**What is required:** Please output every line of the material as it stands, without the pictures.
********************
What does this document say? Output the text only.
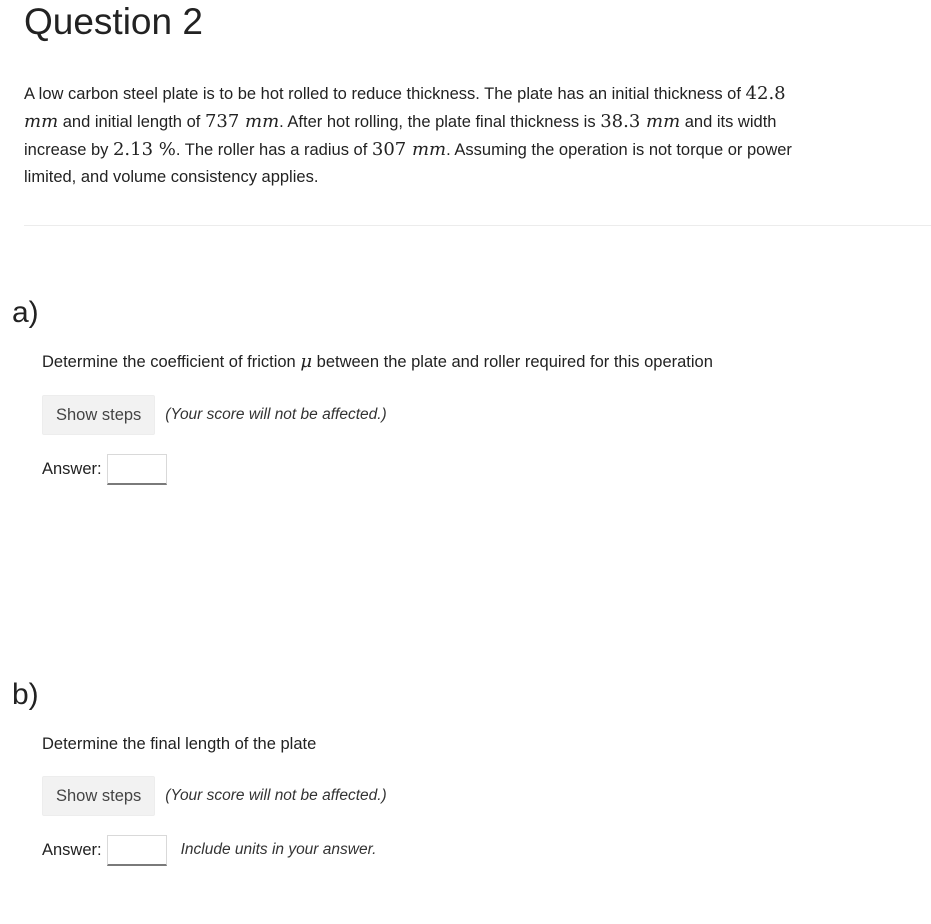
Question 2
A low carbon steel plate is to be hot rolled to reduce thickness. The plate has an initial thickness of 42.8 mm and initial length of 737 mm. After hot rolling, the plate final thickness is 38.3 mm and its width increase by 2.13 %. The roller has a radius of 307 mm. Assuming the operation is not torque or power limited, and volume consistency applies.
a)
Determine the coefficient of friction μ between the plate and roller required for this operation
Show steps	(Your score will not be affected.)
Answer:
b)
Determine the final length of the plate
Show steps	(Your score will not be affected.)
Answer:	Include units in your answer.
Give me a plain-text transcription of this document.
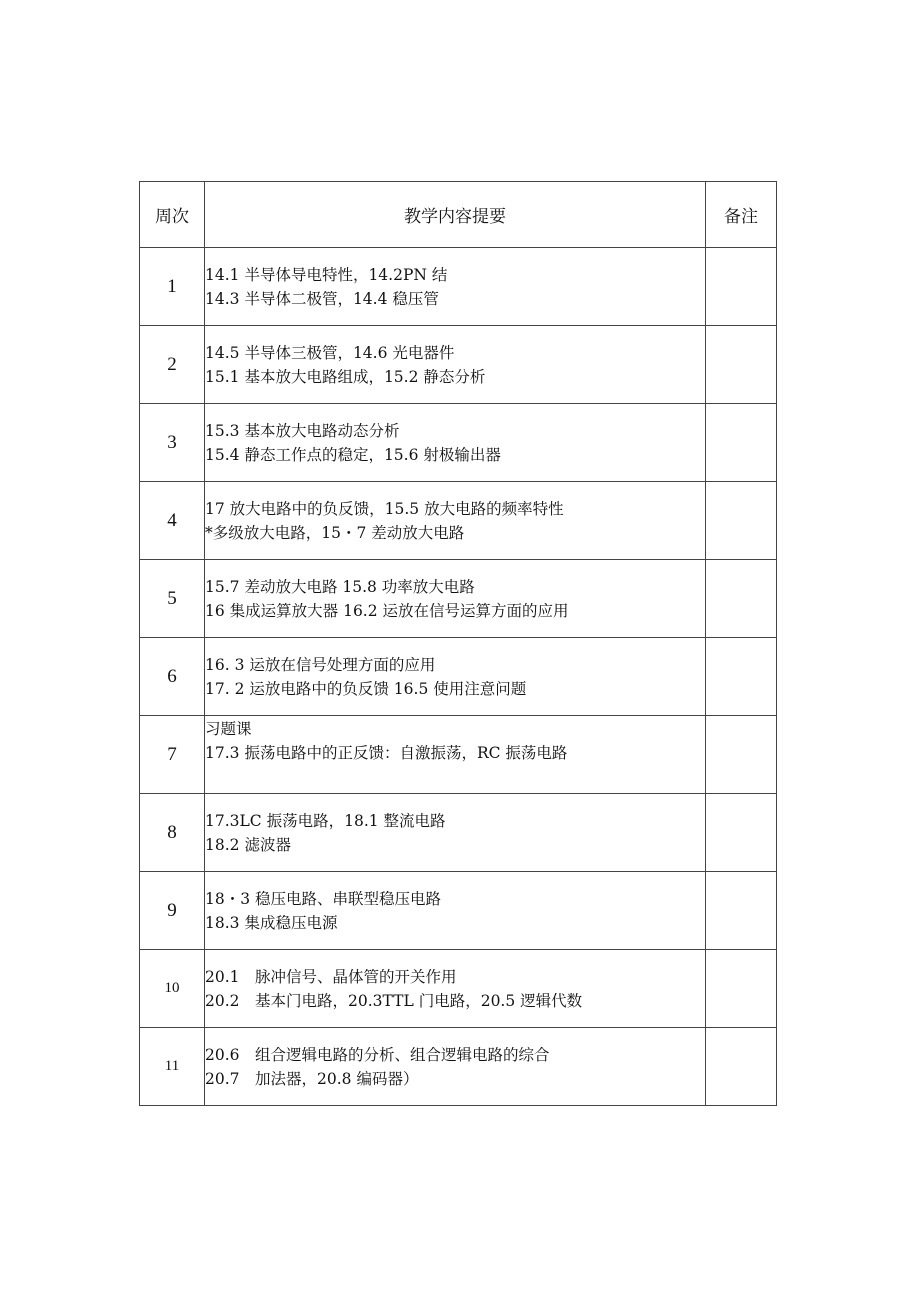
周次	教学内容提要	备注
1	14.1 半导体导电特性，14.2PN 结
14.3 半导体二极管，14.4 稳压管	

2	14.5 半导体三极管，14.6 光电器件
15.1 基本放大电路组成，15.2 静态分析	

3	15.3 基本放大电路动态分析
15.4 静态工作点的稳定，15.6 射极输出器	

4	17 放大电路中的负反馈，15.5 放大电路的频率特性
*多级放大电路，15・7 差动放大电路	

5	15.7 差动放大电路 15.8 功率放大电路
16 集成运算放大器 16.2 运放在信号运算方面的应用	

6	16. 3 运放在信号处理方面的应用
17. 2 运放电路中的负反馈 16.5 使用注意问题	

7	习题课
17.3 振荡电路中的正反馈：自激振荡，RC 振荡电路	

8	17.3LC 振荡电路，18.1 整流电路
18.2 滤波器	

9	18・3 稳压电路、串联型稳压电路
18.3 集成稳压电源	

10	20.1　脉冲信号、晶体管的开关作用
20.2　基本门电路，20.3TTL 门电路，20.5 逻辑代数	

11	20.6　组合逻辑电路的分析、组合逻辑电路的综合
20.7　加法器，20.8 编码器）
********************
**Solution to this task:**
What does this document say? Output the text only.
Question 2
A low carbon steel plate is to be hot rolled to reduce thickness. The plate has an initial thickness of 42.8 mm and initial length of 737 mm. After hot rolling, the plate final thickness is 38.3 mm and its width increase by 2.13 %. The roller has a radius of 307 mm. Assuming the operation is not torque or power limited, and volume consistency applies.
a)
Determine the coefficient of friction μ between the plate and roller required for this operation
Show steps	(Your score will not be affected.)
Answer:
b)
Determine the final length of the plate
Show steps	(Your score will not be affected.)
Answer:	Include units in your answer.
Give me a plain-text transcription of this document.
周次	教学内容提要	备注
1	14.1 半导体导电特性，14.2PN 结
14.3 半导体二极管，14.4 稳压管	

2	14.5 半导体三极管，14.6 光电器件
15.1 基本放大电路组成，15.2 静态分析	

3	15.3 基本放大电路动态分析
15.4 静态工作点的稳定，15.6 射极输出器	

4	17 放大电路中的负反馈，15.5 放大电路的频率特性
*多级放大电路，15・7 差动放大电路	

5	15.7 差动放大电路 15.8 功率放大电路
16 集成运算放大器 16.2 运放在信号运算方面的应用	

6	16. 3 运放在信号处理方面的应用
17. 2 运放电路中的负反馈 16.5 使用注意问题	

7	习题课
17.3 振荡电路中的正反馈：自激振荡，RC 振荡电路	

8	17.3LC 振荡电路，18.1 整流电路
18.2 滤波器	

9	18・3 稳压电路、串联型稳压电路
18.3 集成稳压电源	

10	20.1　脉冲信号、晶体管的开关作用
20.2　基本门电路，20.3TTL 门电路，20.5 逻辑代数	

11	20.6　组合逻辑电路的分析、组合逻辑电路的综合
20.7　加法器，20.8 编码器）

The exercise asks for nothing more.